Exercise materials:
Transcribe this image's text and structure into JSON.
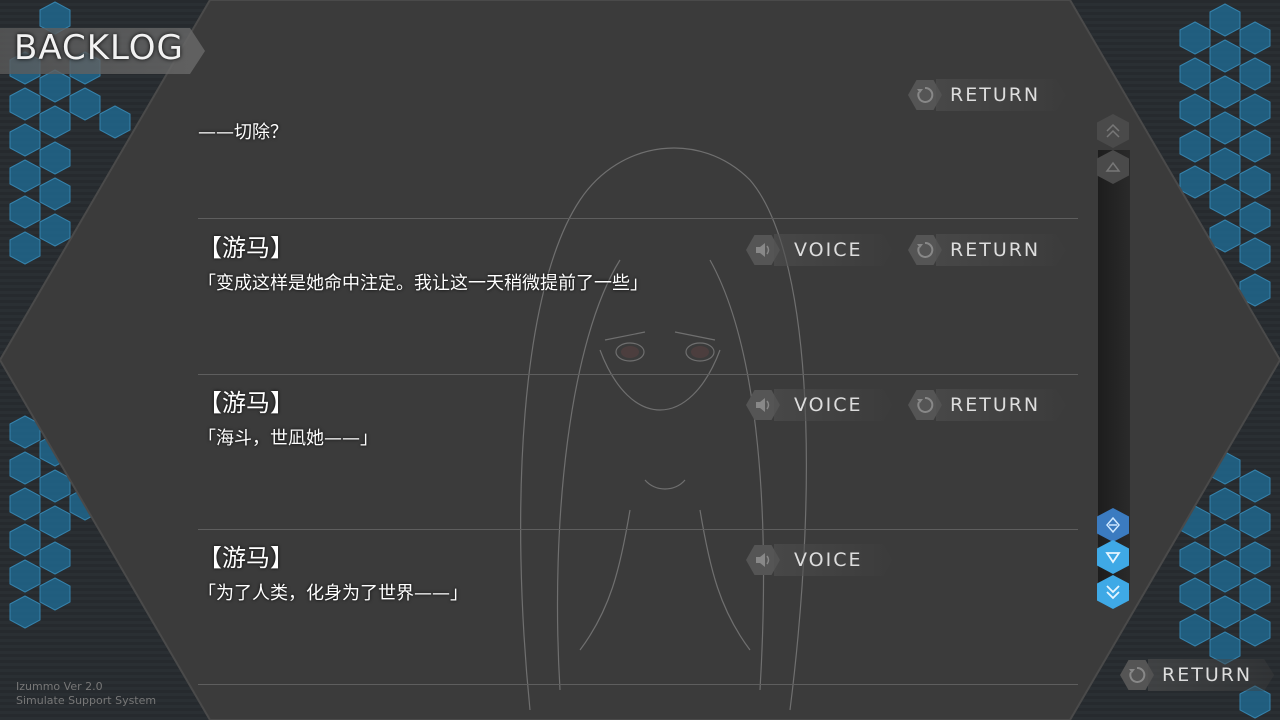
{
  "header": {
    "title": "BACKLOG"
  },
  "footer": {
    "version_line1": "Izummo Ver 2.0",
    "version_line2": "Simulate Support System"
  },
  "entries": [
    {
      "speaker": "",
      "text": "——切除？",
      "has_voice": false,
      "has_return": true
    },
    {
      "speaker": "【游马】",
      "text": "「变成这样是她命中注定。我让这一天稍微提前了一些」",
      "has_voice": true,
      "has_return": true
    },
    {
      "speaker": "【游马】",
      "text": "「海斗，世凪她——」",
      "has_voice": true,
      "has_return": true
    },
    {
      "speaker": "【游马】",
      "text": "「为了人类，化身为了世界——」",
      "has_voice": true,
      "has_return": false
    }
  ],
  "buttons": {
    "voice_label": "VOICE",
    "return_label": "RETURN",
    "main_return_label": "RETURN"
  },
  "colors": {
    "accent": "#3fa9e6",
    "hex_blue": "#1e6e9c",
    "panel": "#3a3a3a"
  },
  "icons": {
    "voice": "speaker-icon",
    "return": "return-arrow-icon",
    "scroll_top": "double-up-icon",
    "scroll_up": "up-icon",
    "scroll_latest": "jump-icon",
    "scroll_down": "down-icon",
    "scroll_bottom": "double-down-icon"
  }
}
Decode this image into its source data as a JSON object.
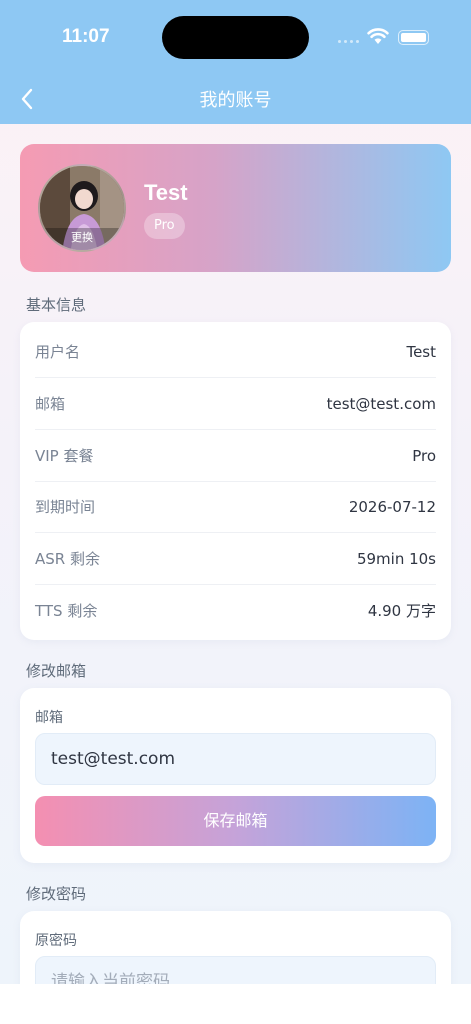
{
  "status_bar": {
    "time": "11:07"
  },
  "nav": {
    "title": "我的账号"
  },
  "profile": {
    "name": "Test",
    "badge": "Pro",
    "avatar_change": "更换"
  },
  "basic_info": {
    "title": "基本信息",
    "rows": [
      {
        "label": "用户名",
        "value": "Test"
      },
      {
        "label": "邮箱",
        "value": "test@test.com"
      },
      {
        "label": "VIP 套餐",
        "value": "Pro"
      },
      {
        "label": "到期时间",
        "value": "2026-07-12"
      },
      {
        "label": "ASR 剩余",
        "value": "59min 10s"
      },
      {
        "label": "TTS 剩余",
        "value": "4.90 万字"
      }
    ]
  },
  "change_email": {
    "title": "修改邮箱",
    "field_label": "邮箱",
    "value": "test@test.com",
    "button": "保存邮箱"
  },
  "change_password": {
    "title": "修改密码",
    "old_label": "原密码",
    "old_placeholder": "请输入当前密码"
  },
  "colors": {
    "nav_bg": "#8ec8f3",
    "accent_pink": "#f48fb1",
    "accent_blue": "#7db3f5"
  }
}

The task:
Select and copy each line from the data that includes the word "image".

Answer to this problem:
Transcribe this image's text and structure into JSON.
Decode this image into its source data as a JSON object.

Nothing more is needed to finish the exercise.